WHAT TO WORK ON
Which lines hold the word "title"? Copy each of them from the material.

RECORDS FOR THIS EXERCISE
============
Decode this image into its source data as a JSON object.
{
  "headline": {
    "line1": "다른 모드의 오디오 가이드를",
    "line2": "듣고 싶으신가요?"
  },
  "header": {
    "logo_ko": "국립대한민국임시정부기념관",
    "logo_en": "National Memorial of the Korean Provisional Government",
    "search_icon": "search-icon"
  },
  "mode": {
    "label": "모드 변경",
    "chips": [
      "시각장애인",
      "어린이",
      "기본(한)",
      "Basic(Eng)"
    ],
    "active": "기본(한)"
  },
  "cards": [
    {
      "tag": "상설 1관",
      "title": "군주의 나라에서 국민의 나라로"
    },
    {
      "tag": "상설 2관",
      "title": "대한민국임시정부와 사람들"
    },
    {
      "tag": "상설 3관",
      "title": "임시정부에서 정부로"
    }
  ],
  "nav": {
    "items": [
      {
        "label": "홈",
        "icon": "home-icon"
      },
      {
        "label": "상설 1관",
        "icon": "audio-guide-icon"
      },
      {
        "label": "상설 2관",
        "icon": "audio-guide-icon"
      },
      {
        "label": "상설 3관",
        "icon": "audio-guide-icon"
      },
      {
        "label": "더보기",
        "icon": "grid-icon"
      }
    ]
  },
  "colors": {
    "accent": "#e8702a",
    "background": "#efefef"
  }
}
============
SOLUTION
      "title": "군주의 나라에서 국민의 나라로"
      "title": "대한민국임시정부와 사람들"
      "title": "임시정부에서 정부로"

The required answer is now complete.